▶ **Task to complete**:
Omit all pictures, then retype the data exactly as given.

▶ **Data provided**:
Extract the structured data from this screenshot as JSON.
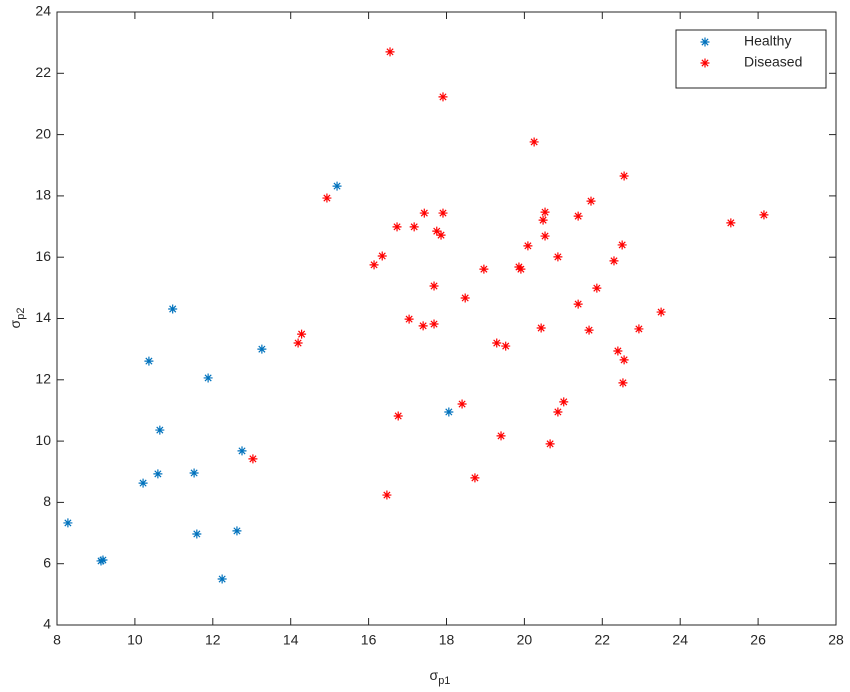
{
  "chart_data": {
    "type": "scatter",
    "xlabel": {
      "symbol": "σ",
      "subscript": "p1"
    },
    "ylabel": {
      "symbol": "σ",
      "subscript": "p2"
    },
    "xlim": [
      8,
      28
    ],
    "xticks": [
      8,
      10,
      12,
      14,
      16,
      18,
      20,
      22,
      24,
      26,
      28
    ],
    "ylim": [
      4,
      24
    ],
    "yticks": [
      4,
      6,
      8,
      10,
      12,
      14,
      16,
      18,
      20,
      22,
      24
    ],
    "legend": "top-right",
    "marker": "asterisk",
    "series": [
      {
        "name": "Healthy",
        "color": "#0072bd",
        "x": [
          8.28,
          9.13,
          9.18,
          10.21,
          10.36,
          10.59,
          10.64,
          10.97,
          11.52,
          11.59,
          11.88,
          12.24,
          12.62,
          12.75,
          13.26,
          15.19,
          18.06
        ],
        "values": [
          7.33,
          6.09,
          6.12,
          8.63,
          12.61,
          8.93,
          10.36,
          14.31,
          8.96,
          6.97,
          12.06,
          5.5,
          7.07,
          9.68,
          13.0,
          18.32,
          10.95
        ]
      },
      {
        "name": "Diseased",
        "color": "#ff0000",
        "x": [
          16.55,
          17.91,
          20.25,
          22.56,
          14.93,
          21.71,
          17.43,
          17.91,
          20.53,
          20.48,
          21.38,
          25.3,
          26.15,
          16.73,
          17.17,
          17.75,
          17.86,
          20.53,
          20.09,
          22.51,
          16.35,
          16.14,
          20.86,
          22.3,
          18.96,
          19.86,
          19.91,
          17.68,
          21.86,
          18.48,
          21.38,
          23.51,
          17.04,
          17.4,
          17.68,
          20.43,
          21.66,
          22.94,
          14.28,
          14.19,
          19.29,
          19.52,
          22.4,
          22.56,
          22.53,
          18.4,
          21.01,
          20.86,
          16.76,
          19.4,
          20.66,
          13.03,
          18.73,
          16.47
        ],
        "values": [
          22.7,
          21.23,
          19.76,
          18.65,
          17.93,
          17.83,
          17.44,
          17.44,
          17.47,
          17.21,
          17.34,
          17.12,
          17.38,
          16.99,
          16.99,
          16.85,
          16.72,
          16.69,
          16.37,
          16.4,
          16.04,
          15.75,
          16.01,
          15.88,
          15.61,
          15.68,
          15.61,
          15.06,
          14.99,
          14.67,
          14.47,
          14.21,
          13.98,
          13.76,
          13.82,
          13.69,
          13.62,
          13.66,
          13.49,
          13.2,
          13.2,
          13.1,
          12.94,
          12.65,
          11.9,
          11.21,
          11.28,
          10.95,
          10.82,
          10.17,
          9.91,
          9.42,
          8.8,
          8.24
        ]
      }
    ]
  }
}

▶ **Exercise result**:
Extract the structured data from this screenshot as JSON.
{
  "chart_data": {
    "type": "scatter",
    "xlabel": {
      "symbol": "σ",
      "subscript": "p1"
    },
    "ylabel": {
      "symbol": "σ",
      "subscript": "p2"
    },
    "xlim": [
      8,
      28
    ],
    "xticks": [
      8,
      10,
      12,
      14,
      16,
      18,
      20,
      22,
      24,
      26,
      28
    ],
    "ylim": [
      4,
      24
    ],
    "yticks": [
      4,
      6,
      8,
      10,
      12,
      14,
      16,
      18,
      20,
      22,
      24
    ],
    "legend": "top-right",
    "marker": "asterisk",
    "series": [
      {
        "name": "Healthy",
        "color": "#0072bd",
        "x": [
          8.28,
          9.13,
          9.18,
          10.21,
          10.36,
          10.59,
          10.64,
          10.97,
          11.52,
          11.59,
          11.88,
          12.24,
          12.62,
          12.75,
          13.26,
          15.19,
          18.06
        ],
        "values": [
          7.33,
          6.09,
          6.12,
          8.63,
          12.61,
          8.93,
          10.36,
          14.31,
          8.96,
          6.97,
          12.06,
          5.5,
          7.07,
          9.68,
          13.0,
          18.32,
          10.95
        ]
      },
      {
        "name": "Diseased",
        "color": "#ff0000",
        "x": [
          16.55,
          17.91,
          20.25,
          22.56,
          14.93,
          21.71,
          17.43,
          17.91,
          20.53,
          20.48,
          21.38,
          25.3,
          26.15,
          16.73,
          17.17,
          17.75,
          17.86,
          20.53,
          20.09,
          22.51,
          16.35,
          16.14,
          20.86,
          22.3,
          18.96,
          19.86,
          19.91,
          17.68,
          21.86,
          18.48,
          21.38,
          23.51,
          17.04,
          17.4,
          17.68,
          20.43,
          21.66,
          22.94,
          14.28,
          14.19,
          19.29,
          19.52,
          22.4,
          22.56,
          22.53,
          18.4,
          21.01,
          20.86,
          16.76,
          19.4,
          20.66,
          13.03,
          18.73,
          16.47
        ],
        "values": [
          22.7,
          21.23,
          19.76,
          18.65,
          17.93,
          17.83,
          17.44,
          17.44,
          17.47,
          17.21,
          17.34,
          17.12,
          17.38,
          16.99,
          16.99,
          16.85,
          16.72,
          16.69,
          16.37,
          16.4,
          16.04,
          15.75,
          16.01,
          15.88,
          15.61,
          15.68,
          15.61,
          15.06,
          14.99,
          14.67,
          14.47,
          14.21,
          13.98,
          13.76,
          13.82,
          13.69,
          13.62,
          13.66,
          13.49,
          13.2,
          13.2,
          13.1,
          12.94,
          12.65,
          11.9,
          11.21,
          11.28,
          10.95,
          10.82,
          10.17,
          9.91,
          9.42,
          8.8,
          8.24
        ]
      }
    ]
  }
}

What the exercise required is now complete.